=== Exercise data ===
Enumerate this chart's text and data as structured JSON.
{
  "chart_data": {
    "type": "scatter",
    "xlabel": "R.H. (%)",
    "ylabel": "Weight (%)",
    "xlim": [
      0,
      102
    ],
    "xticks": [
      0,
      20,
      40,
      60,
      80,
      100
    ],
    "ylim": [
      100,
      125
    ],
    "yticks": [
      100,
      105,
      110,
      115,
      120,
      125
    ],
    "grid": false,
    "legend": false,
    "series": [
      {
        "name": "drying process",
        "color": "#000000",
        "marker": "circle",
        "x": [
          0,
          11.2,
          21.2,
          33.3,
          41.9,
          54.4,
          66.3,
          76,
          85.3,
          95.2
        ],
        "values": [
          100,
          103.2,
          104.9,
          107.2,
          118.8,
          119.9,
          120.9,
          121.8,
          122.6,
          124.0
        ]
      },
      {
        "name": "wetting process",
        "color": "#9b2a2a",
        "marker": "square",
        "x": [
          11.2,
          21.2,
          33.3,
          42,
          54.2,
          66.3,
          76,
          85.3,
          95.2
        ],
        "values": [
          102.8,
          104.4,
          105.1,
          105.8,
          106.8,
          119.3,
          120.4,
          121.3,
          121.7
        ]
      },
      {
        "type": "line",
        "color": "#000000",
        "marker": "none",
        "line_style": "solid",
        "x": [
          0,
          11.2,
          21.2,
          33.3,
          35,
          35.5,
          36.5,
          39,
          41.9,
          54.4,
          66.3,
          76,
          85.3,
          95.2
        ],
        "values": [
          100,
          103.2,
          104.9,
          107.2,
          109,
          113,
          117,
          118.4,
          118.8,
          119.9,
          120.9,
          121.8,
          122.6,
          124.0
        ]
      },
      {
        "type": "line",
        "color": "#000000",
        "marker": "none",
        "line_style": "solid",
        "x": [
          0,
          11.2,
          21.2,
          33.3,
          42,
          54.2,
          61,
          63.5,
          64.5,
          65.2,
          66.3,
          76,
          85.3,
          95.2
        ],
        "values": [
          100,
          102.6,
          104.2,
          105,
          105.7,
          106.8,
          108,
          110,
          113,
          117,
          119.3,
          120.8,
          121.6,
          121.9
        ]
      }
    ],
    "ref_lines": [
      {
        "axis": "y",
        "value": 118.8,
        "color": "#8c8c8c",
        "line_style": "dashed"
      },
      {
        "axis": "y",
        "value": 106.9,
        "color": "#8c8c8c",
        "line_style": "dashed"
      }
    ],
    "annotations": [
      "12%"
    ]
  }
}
===
**Instruction:**
Return the whole listing exactly.

**Exercise output:**
Enumerate this chart's text and data as structured JSON.
{
  "chart_data": {
    "type": "scatter",
    "xlabel": "R.H. (%)",
    "ylabel": "Weight (%)",
    "xlim": [
      0,
      102
    ],
    "xticks": [
      0,
      20,
      40,
      60,
      80,
      100
    ],
    "ylim": [
      100,
      125
    ],
    "yticks": [
      100,
      105,
      110,
      115,
      120,
      125
    ],
    "grid": false,
    "legend": false,
    "series": [
      {
        "name": "drying process",
        "color": "#000000",
        "marker": "circle",
        "x": [
          0,
          11.2,
          21.2,
          33.3,
          41.9,
          54.4,
          66.3,
          76,
          85.3,
          95.2
        ],
        "values": [
          100,
          103.2,
          104.9,
          107.2,
          118.8,
          119.9,
          120.9,
          121.8,
          122.6,
          124.0
        ]
      },
      {
        "name": "wetting process",
        "color": "#9b2a2a",
        "marker": "square",
        "x": [
          11.2,
          21.2,
          33.3,
          42,
          54.2,
          66.3,
          76,
          85.3,
          95.2
        ],
        "values": [
          102.8,
          104.4,
          105.1,
          105.8,
          106.8,
          119.3,
          120.4,
          121.3,
          121.7
        ]
      },
      {
        "type": "line",
        "color": "#000000",
        "marker": "none",
        "line_style": "solid",
        "x": [
          0,
          11.2,
          21.2,
          33.3,
          35,
          35.5,
          36.5,
          39,
          41.9,
          54.4,
          66.3,
          76,
          85.3,
          95.2
        ],
        "values": [
          100,
          103.2,
          104.9,
          107.2,
          109,
          113,
          117,
          118.4,
          118.8,
          119.9,
          120.9,
          121.8,
          122.6,
          124.0
        ]
      },
      {
        "type": "line",
        "color": "#000000",
        "marker": "none",
        "line_style": "solid",
        "x": [
          0,
          11.2,
          21.2,
          33.3,
          42,
          54.2,
          61,
          63.5,
          64.5,
          65.2,
          66.3,
          76,
          85.3,
          95.2
        ],
        "values": [
          100,
          102.6,
          104.2,
          105,
          105.7,
          106.8,
          108,
          110,
          113,
          117,
          119.3,
          120.8,
          121.6,
          121.9
        ]
      }
    ],
    "ref_lines": [
      {
        "axis": "y",
        "value": 118.8,
        "color": "#8c8c8c",
        "line_style": "dashed"
      },
      {
        "axis": "y",
        "value": 106.9,
        "color": "#8c8c8c",
        "line_style": "dashed"
      }
    ],
    "annotations": [
      "12%"
    ]
  }
}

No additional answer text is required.